Exercise aim →
In your copy, leave out the pictures; write out all the data exactly.
--- begin ---
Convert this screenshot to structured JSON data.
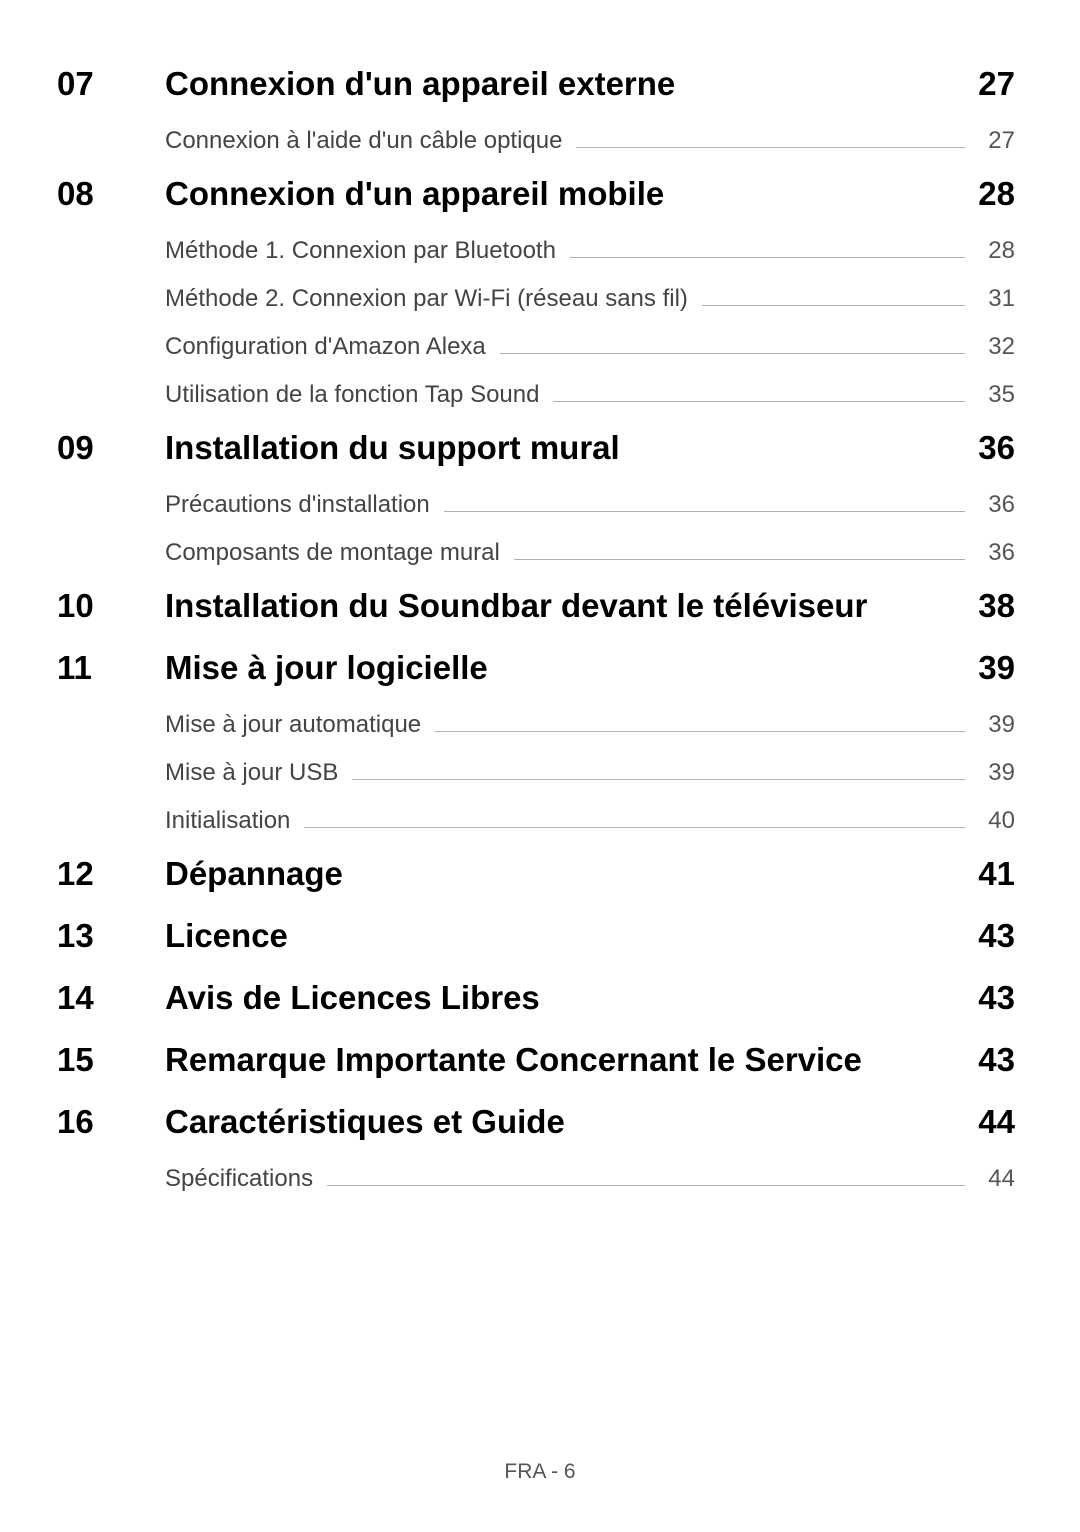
{
  "sections": [
    {
      "num": "07",
      "title": "Connexion d'un appareil externe",
      "page": "27",
      "subs": [
        {
          "title": "Connexion à l'aide d'un câble optique",
          "page": "27"
        }
      ]
    },
    {
      "num": "08",
      "title": "Connexion d'un appareil mobile",
      "page": "28",
      "subs": [
        {
          "title": "Méthode 1. Connexion par Bluetooth",
          "page": "28"
        },
        {
          "title": "Méthode 2. Connexion par Wi-Fi (réseau sans fil)",
          "page": "31"
        },
        {
          "title": "Configuration d'Amazon Alexa",
          "page": "32"
        },
        {
          "title": "Utilisation de la fonction Tap Sound",
          "page": "35"
        }
      ]
    },
    {
      "num": "09",
      "title": "Installation du support mural",
      "page": "36",
      "subs": [
        {
          "title": "Précautions d'installation",
          "page": "36"
        },
        {
          "title": "Composants de montage mural",
          "page": "36"
        }
      ]
    },
    {
      "num": "10",
      "title": "Installation du Soundbar devant le téléviseur",
      "page": "38",
      "subs": []
    },
    {
      "num": "11",
      "title": "Mise à jour logicielle",
      "page": "39",
      "subs": [
        {
          "title": "Mise à jour automatique",
          "page": "39"
        },
        {
          "title": "Mise à jour USB",
          "page": "39"
        },
        {
          "title": "Initialisation",
          "page": "40"
        }
      ]
    },
    {
      "num": "12",
      "title": "Dépannage",
      "page": "41",
      "subs": []
    },
    {
      "num": "13",
      "title": "Licence",
      "page": "43",
      "subs": []
    },
    {
      "num": "14",
      "title": "Avis de Licences Libres",
      "page": "43",
      "subs": []
    },
    {
      "num": "15",
      "title": "Remarque Importante Concernant le Service",
      "page": "43",
      "subs": []
    },
    {
      "num": "16",
      "title": "Caractéristiques et Guide",
      "page": "44",
      "subs": [
        {
          "title": "Spécifications",
          "page": "44"
        }
      ]
    }
  ],
  "footer": "FRA - 6",
  "style": {
    "background_color": "#ffffff",
    "heading_color": "#000000",
    "sub_text_color": "#444444",
    "page_num_color": "#555555",
    "leader_line_color": "#b0b0b0",
    "heading_fontsize_pt": 25,
    "sub_fontsize_pt": 18,
    "footer_fontsize_pt": 16,
    "heading_weight": "700",
    "sub_weight": "400"
  }
}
--- end ---
Exercise answer →
Convert this screenshot to structured JSON data.
{
  "sections": [
    {
      "num": "07",
      "title": "Connexion d'un appareil externe",
      "page": "27",
      "subs": [
        {
          "title": "Connexion à l'aide d'un câble optique",
          "page": "27"
        }
      ]
    },
    {
      "num": "08",
      "title": "Connexion d'un appareil mobile",
      "page": "28",
      "subs": [
        {
          "title": "Méthode 1. Connexion par Bluetooth",
          "page": "28"
        },
        {
          "title": "Méthode 2. Connexion par Wi-Fi (réseau sans fil)",
          "page": "31"
        },
        {
          "title": "Configuration d'Amazon Alexa",
          "page": "32"
        },
        {
          "title": "Utilisation de la fonction Tap Sound",
          "page": "35"
        }
      ]
    },
    {
      "num": "09",
      "title": "Installation du support mural",
      "page": "36",
      "subs": [
        {
          "title": "Précautions d'installation",
          "page": "36"
        },
        {
          "title": "Composants de montage mural",
          "page": "36"
        }
      ]
    },
    {
      "num": "10",
      "title": "Installation du Soundbar devant le téléviseur",
      "page": "38",
      "subs": []
    },
    {
      "num": "11",
      "title": "Mise à jour logicielle",
      "page": "39",
      "subs": [
        {
          "title": "Mise à jour automatique",
          "page": "39"
        },
        {
          "title": "Mise à jour USB",
          "page": "39"
        },
        {
          "title": "Initialisation",
          "page": "40"
        }
      ]
    },
    {
      "num": "12",
      "title": "Dépannage",
      "page": "41",
      "subs": []
    },
    {
      "num": "13",
      "title": "Licence",
      "page": "43",
      "subs": []
    },
    {
      "num": "14",
      "title": "Avis de Licences Libres",
      "page": "43",
      "subs": []
    },
    {
      "num": "15",
      "title": "Remarque Importante Concernant le Service",
      "page": "43",
      "subs": []
    },
    {
      "num": "16",
      "title": "Caractéristiques et Guide",
      "page": "44",
      "subs": [
        {
          "title": "Spécifications",
          "page": "44"
        }
      ]
    }
  ],
  "footer": "FRA - 6",
  "style": {
    "background_color": "#ffffff",
    "heading_color": "#000000",
    "sub_text_color": "#444444",
    "page_num_color": "#555555",
    "leader_line_color": "#b0b0b0",
    "heading_fontsize_pt": 25,
    "sub_fontsize_pt": 18,
    "footer_fontsize_pt": 16,
    "heading_weight": "700",
    "sub_weight": "400"
  }
}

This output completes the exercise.